**What needs to be done**
Write out the material again exactly, please, and omit the pictures.

++++++++++++++++++++

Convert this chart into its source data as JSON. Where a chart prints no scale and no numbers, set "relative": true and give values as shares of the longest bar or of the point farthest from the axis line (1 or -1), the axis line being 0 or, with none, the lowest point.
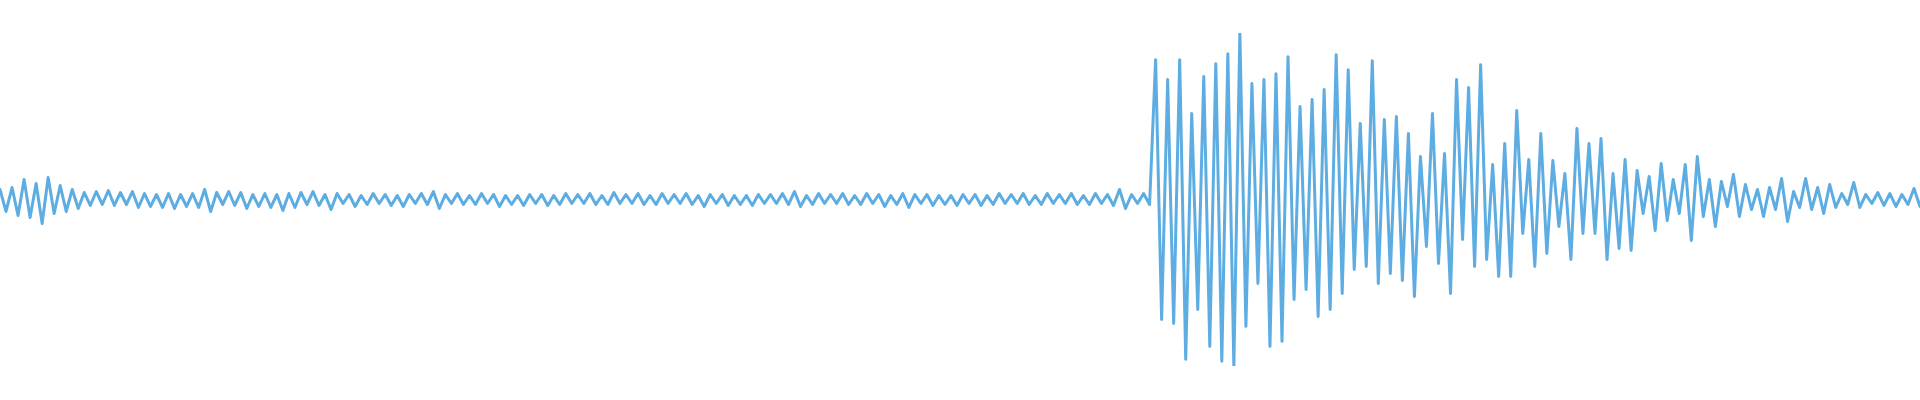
{
  "chart_data": {
    "type": "line",
    "relative": true,
    "color": "#5dade2",
    "tick_labels": false,
    "categories": [
      null,
      null,
      null,
      null,
      null,
      null,
      null,
      null,
      null,
      null,
      null,
      null,
      null,
      null,
      null,
      null,
      null,
      null,
      null,
      null,
      null,
      null,
      null,
      null,
      null,
      null,
      null,
      null,
      null,
      null,
      null,
      null,
      null,
      null,
      null,
      null,
      null,
      null,
      null,
      null,
      null,
      null,
      null,
      null,
      null,
      null,
      null,
      null,
      null,
      null,
      null,
      null,
      null,
      null,
      null,
      null,
      null,
      null,
      null,
      null,
      null,
      null,
      null,
      null,
      null,
      null,
      null,
      null,
      null,
      null,
      null,
      null,
      null,
      null,
      null,
      null,
      null,
      null,
      null,
      null,
      null,
      null,
      null,
      null,
      null,
      null,
      null,
      null,
      null,
      null,
      null,
      null,
      null,
      null,
      null,
      null,
      null,
      null,
      null,
      null,
      null,
      null,
      null,
      null,
      null,
      null,
      null,
      null,
      null,
      null,
      null,
      null,
      null,
      null,
      null,
      null,
      null,
      null,
      null,
      null,
      null,
      null,
      null,
      null,
      null,
      null,
      null,
      null,
      null,
      null,
      null,
      null,
      null,
      null,
      null,
      null,
      null,
      null,
      null,
      null,
      null,
      null,
      null,
      null,
      null,
      null,
      null,
      null,
      null,
      null,
      null,
      null,
      null,
      null,
      null,
      null,
      null,
      null,
      null,
      null,
      null,
      null,
      null,
      null,
      null,
      null,
      null,
      null,
      null,
      null,
      null,
      null,
      null,
      null,
      null,
      null,
      null,
      null,
      null,
      null,
      null,
      null,
      null,
      null,
      null,
      null,
      null,
      null,
      null,
      null,
      null,
      null,
      null,
      null,
      null,
      null,
      null,
      null,
      null,
      null,
      null,
      null,
      null,
      null,
      null,
      null,
      null,
      null,
      null,
      null,
      null,
      null,
      null,
      null,
      null,
      null,
      null,
      null,
      null,
      null,
      null,
      null,
      null,
      null,
      null,
      null,
      null,
      null,
      null,
      null,
      null,
      null,
      null,
      null,
      null,
      null,
      null,
      null,
      null,
      null,
      null,
      null,
      null,
      null,
      null,
      null,
      null,
      null,
      null,
      null,
      null,
      null,
      null,
      null,
      null,
      null,
      null,
      null,
      null,
      null,
      null,
      null,
      null,
      null,
      null,
      null,
      null,
      null,
      null,
      null,
      null,
      null,
      null,
      null,
      null,
      null,
      null,
      null,
      null,
      null,
      null,
      null,
      null,
      null,
      null,
      null,
      null,
      null,
      null,
      null,
      null,
      null,
      null,
      null,
      null,
      null,
      null,
      null,
      null,
      null,
      null,
      null,
      null,
      null,
      null,
      null,
      null,
      null,
      null,
      null,
      null,
      null,
      null,
      null,
      null,
      null,
      null,
      null,
      null,
      null
    ],
    "values": [
      0.53,
      0.464,
      0.536,
      0.452,
      0.56,
      0.446,
      0.548,
      0.428,
      0.566,
      0.458,
      0.542,
      0.464,
      0.53,
      0.473,
      0.521,
      0.482,
      0.524,
      0.485,
      0.527,
      0.482,
      0.521,
      0.485,
      0.524,
      0.476,
      0.518,
      0.479,
      0.515,
      0.476,
      0.518,
      0.473,
      0.515,
      0.479,
      0.518,
      0.476,
      0.53,
      0.464,
      0.521,
      0.485,
      0.524,
      0.482,
      0.521,
      0.473,
      0.515,
      0.479,
      0.518,
      0.476,
      0.515,
      0.467,
      0.518,
      0.476,
      0.521,
      0.485,
      0.524,
      0.482,
      0.515,
      0.47,
      0.518,
      0.488,
      0.515,
      0.479,
      0.512,
      0.485,
      0.518,
      0.488,
      0.515,
      0.482,
      0.512,
      0.479,
      0.515,
      0.488,
      0.518,
      0.485,
      0.524,
      0.473,
      0.515,
      0.488,
      0.518,
      0.485,
      0.512,
      0.485,
      0.518,
      0.488,
      0.515,
      0.479,
      0.512,
      0.485,
      0.512,
      0.482,
      0.515,
      0.488,
      0.515,
      0.482,
      0.512,
      0.485,
      0.518,
      0.488,
      0.515,
      0.488,
      0.518,
      0.485,
      0.512,
      0.485,
      0.521,
      0.488,
      0.515,
      0.488,
      0.518,
      0.485,
      0.512,
      0.485,
      0.518,
      0.488,
      0.515,
      0.488,
      0.518,
      0.485,
      0.512,
      0.479,
      0.515,
      0.488,
      0.515,
      0.482,
      0.512,
      0.485,
      0.512,
      0.482,
      0.515,
      0.488,
      0.515,
      0.488,
      0.518,
      0.485,
      0.524,
      0.479,
      0.512,
      0.485,
      0.518,
      0.488,
      0.515,
      0.488,
      0.518,
      0.485,
      0.512,
      0.485,
      0.518,
      0.488,
      0.515,
      0.479,
      0.512,
      0.485,
      0.518,
      0.476,
      0.515,
      0.488,
      0.515,
      0.482,
      0.512,
      0.485,
      0.512,
      0.482,
      0.515,
      0.488,
      0.515,
      0.482,
      0.512,
      0.485,
      0.518,
      0.488,
      0.515,
      0.488,
      0.518,
      0.485,
      0.512,
      0.485,
      0.518,
      0.488,
      0.515,
      0.488,
      0.518,
      0.485,
      0.512,
      0.485,
      0.518,
      0.488,
      0.515,
      0.482,
      0.53,
      0.473,
      0.515,
      0.488,
      0.518,
      0.485,
      0.92,
      0.14,
      0.86,
      0.128,
      0.92,
      0.02,
      0.758,
      0.17,
      0.869,
      0.059,
      0.908,
      0.014,
      0.938,
      0.0,
      1.0,
      0.119,
      0.848,
      0.248,
      0.86,
      0.059,
      0.878,
      0.074,
      0.929,
      0.2,
      0.779,
      0.23,
      0.8,
      0.149,
      0.83,
      0.17,
      0.935,
      0.218,
      0.89,
      0.29,
      0.728,
      0.299,
      0.917,
      0.248,
      0.74,
      0.278,
      0.749,
      0.257,
      0.698,
      0.209,
      0.629,
      0.359,
      0.758,
      0.308,
      0.638,
      0.218,
      0.86,
      0.38,
      0.836,
      0.299,
      0.905,
      0.32,
      0.605,
      0.269,
      0.668,
      0.269,
      0.767,
      0.398,
      0.62,
      0.299,
      0.698,
      0.338,
      0.617,
      0.419,
      0.578,
      0.32,
      0.713,
      0.398,
      0.668,
      0.398,
      0.683,
      0.32,
      0.578,
      0.353,
      0.62,
      0.347,
      0.587,
      0.458,
      0.569,
      0.407,
      0.608,
      0.437,
      0.56,
      0.458,
      0.605,
      0.377,
      0.629,
      0.449,
      0.56,
      0.419,
      0.554,
      0.479,
      0.575,
      0.449,
      0.545,
      0.47,
      0.53,
      0.449,
      0.536,
      0.47,
      0.563,
      0.434,
      0.524,
      0.476,
      0.563,
      0.47,
      0.536,
      0.458,
      0.545,
      0.476,
      0.518,
      0.485,
      0.551,
      0.476,
      0.515,
      0.488,
      0.521,
      0.482,
      0.518,
      0.479,
      0.515,
      0.485,
      0.533,
      0.479
    ]
  }
}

++++++++++++++++++++

**Response to the exercise**
Convert this chart into its source data as JSON. Where a chart prints no scale and no numbers, set "relative": true and give values as shares of the longest bar or of the point farthest from the axis line (1 or -1), the axis line being 0 or, with none, the lowest point.
{
  "chart_data": {
    "type": "line",
    "relative": true,
    "color": "#5dade2",
    "tick_labels": false,
    "categories": [
      null,
      null,
      null,
      null,
      null,
      null,
      null,
      null,
      null,
      null,
      null,
      null,
      null,
      null,
      null,
      null,
      null,
      null,
      null,
      null,
      null,
      null,
      null,
      null,
      null,
      null,
      null,
      null,
      null,
      null,
      null,
      null,
      null,
      null,
      null,
      null,
      null,
      null,
      null,
      null,
      null,
      null,
      null,
      null,
      null,
      null,
      null,
      null,
      null,
      null,
      null,
      null,
      null,
      null,
      null,
      null,
      null,
      null,
      null,
      null,
      null,
      null,
      null,
      null,
      null,
      null,
      null,
      null,
      null,
      null,
      null,
      null,
      null,
      null,
      null,
      null,
      null,
      null,
      null,
      null,
      null,
      null,
      null,
      null,
      null,
      null,
      null,
      null,
      null,
      null,
      null,
      null,
      null,
      null,
      null,
      null,
      null,
      null,
      null,
      null,
      null,
      null,
      null,
      null,
      null,
      null,
      null,
      null,
      null,
      null,
      null,
      null,
      null,
      null,
      null,
      null,
      null,
      null,
      null,
      null,
      null,
      null,
      null,
      null,
      null,
      null,
      null,
      null,
      null,
      null,
      null,
      null,
      null,
      null,
      null,
      null,
      null,
      null,
      null,
      null,
      null,
      null,
      null,
      null,
      null,
      null,
      null,
      null,
      null,
      null,
      null,
      null,
      null,
      null,
      null,
      null,
      null,
      null,
      null,
      null,
      null,
      null,
      null,
      null,
      null,
      null,
      null,
      null,
      null,
      null,
      null,
      null,
      null,
      null,
      null,
      null,
      null,
      null,
      null,
      null,
      null,
      null,
      null,
      null,
      null,
      null,
      null,
      null,
      null,
      null,
      null,
      null,
      null,
      null,
      null,
      null,
      null,
      null,
      null,
      null,
      null,
      null,
      null,
      null,
      null,
      null,
      null,
      null,
      null,
      null,
      null,
      null,
      null,
      null,
      null,
      null,
      null,
      null,
      null,
      null,
      null,
      null,
      null,
      null,
      null,
      null,
      null,
      null,
      null,
      null,
      null,
      null,
      null,
      null,
      null,
      null,
      null,
      null,
      null,
      null,
      null,
      null,
      null,
      null,
      null,
      null,
      null,
      null,
      null,
      null,
      null,
      null,
      null,
      null,
      null,
      null,
      null,
      null,
      null,
      null,
      null,
      null,
      null,
      null,
      null,
      null,
      null,
      null,
      null,
      null,
      null,
      null,
      null,
      null,
      null,
      null,
      null,
      null,
      null,
      null,
      null,
      null,
      null,
      null,
      null,
      null,
      null,
      null,
      null,
      null,
      null,
      null,
      null,
      null,
      null,
      null,
      null,
      null,
      null,
      null,
      null,
      null,
      null,
      null,
      null,
      null,
      null,
      null,
      null,
      null,
      null,
      null,
      null,
      null,
      null,
      null,
      null,
      null,
      null,
      null
    ],
    "values": [
      0.53,
      0.464,
      0.536,
      0.452,
      0.56,
      0.446,
      0.548,
      0.428,
      0.566,
      0.458,
      0.542,
      0.464,
      0.53,
      0.473,
      0.521,
      0.482,
      0.524,
      0.485,
      0.527,
      0.482,
      0.521,
      0.485,
      0.524,
      0.476,
      0.518,
      0.479,
      0.515,
      0.476,
      0.518,
      0.473,
      0.515,
      0.479,
      0.518,
      0.476,
      0.53,
      0.464,
      0.521,
      0.485,
      0.524,
      0.482,
      0.521,
      0.473,
      0.515,
      0.479,
      0.518,
      0.476,
      0.515,
      0.467,
      0.518,
      0.476,
      0.521,
      0.485,
      0.524,
      0.482,
      0.515,
      0.47,
      0.518,
      0.488,
      0.515,
      0.479,
      0.512,
      0.485,
      0.518,
      0.488,
      0.515,
      0.482,
      0.512,
      0.479,
      0.515,
      0.488,
      0.518,
      0.485,
      0.524,
      0.473,
      0.515,
      0.488,
      0.518,
      0.485,
      0.512,
      0.485,
      0.518,
      0.488,
      0.515,
      0.479,
      0.512,
      0.485,
      0.512,
      0.482,
      0.515,
      0.488,
      0.515,
      0.482,
      0.512,
      0.485,
      0.518,
      0.488,
      0.515,
      0.488,
      0.518,
      0.485,
      0.512,
      0.485,
      0.521,
      0.488,
      0.515,
      0.488,
      0.518,
      0.485,
      0.512,
      0.485,
      0.518,
      0.488,
      0.515,
      0.488,
      0.518,
      0.485,
      0.512,
      0.479,
      0.515,
      0.488,
      0.515,
      0.482,
      0.512,
      0.485,
      0.512,
      0.482,
      0.515,
      0.488,
      0.515,
      0.488,
      0.518,
      0.485,
      0.524,
      0.479,
      0.512,
      0.485,
      0.518,
      0.488,
      0.515,
      0.488,
      0.518,
      0.485,
      0.512,
      0.485,
      0.518,
      0.488,
      0.515,
      0.479,
      0.512,
      0.485,
      0.518,
      0.476,
      0.515,
      0.488,
      0.515,
      0.482,
      0.512,
      0.485,
      0.512,
      0.482,
      0.515,
      0.488,
      0.515,
      0.482,
      0.512,
      0.485,
      0.518,
      0.488,
      0.515,
      0.488,
      0.518,
      0.485,
      0.512,
      0.485,
      0.518,
      0.488,
      0.515,
      0.488,
      0.518,
      0.485,
      0.512,
      0.485,
      0.518,
      0.488,
      0.515,
      0.482,
      0.53,
      0.473,
      0.515,
      0.488,
      0.518,
      0.485,
      0.92,
      0.14,
      0.86,
      0.128,
      0.92,
      0.02,
      0.758,
      0.17,
      0.869,
      0.059,
      0.908,
      0.014,
      0.938,
      0.0,
      1.0,
      0.119,
      0.848,
      0.248,
      0.86,
      0.059,
      0.878,
      0.074,
      0.929,
      0.2,
      0.779,
      0.23,
      0.8,
      0.149,
      0.83,
      0.17,
      0.935,
      0.218,
      0.89,
      0.29,
      0.728,
      0.299,
      0.917,
      0.248,
      0.74,
      0.278,
      0.749,
      0.257,
      0.698,
      0.209,
      0.629,
      0.359,
      0.758,
      0.308,
      0.638,
      0.218,
      0.86,
      0.38,
      0.836,
      0.299,
      0.905,
      0.32,
      0.605,
      0.269,
      0.668,
      0.269,
      0.767,
      0.398,
      0.62,
      0.299,
      0.698,
      0.338,
      0.617,
      0.419,
      0.578,
      0.32,
      0.713,
      0.398,
      0.668,
      0.398,
      0.683,
      0.32,
      0.578,
      0.353,
      0.62,
      0.347,
      0.587,
      0.458,
      0.569,
      0.407,
      0.608,
      0.437,
      0.56,
      0.458,
      0.605,
      0.377,
      0.629,
      0.449,
      0.56,
      0.419,
      0.554,
      0.479,
      0.575,
      0.449,
      0.545,
      0.47,
      0.53,
      0.449,
      0.536,
      0.47,
      0.563,
      0.434,
      0.524,
      0.476,
      0.563,
      0.47,
      0.536,
      0.458,
      0.545,
      0.476,
      0.518,
      0.485,
      0.551,
      0.476,
      0.515,
      0.488,
      0.521,
      0.482,
      0.518,
      0.479,
      0.515,
      0.485,
      0.533,
      0.479
    ]
  }
}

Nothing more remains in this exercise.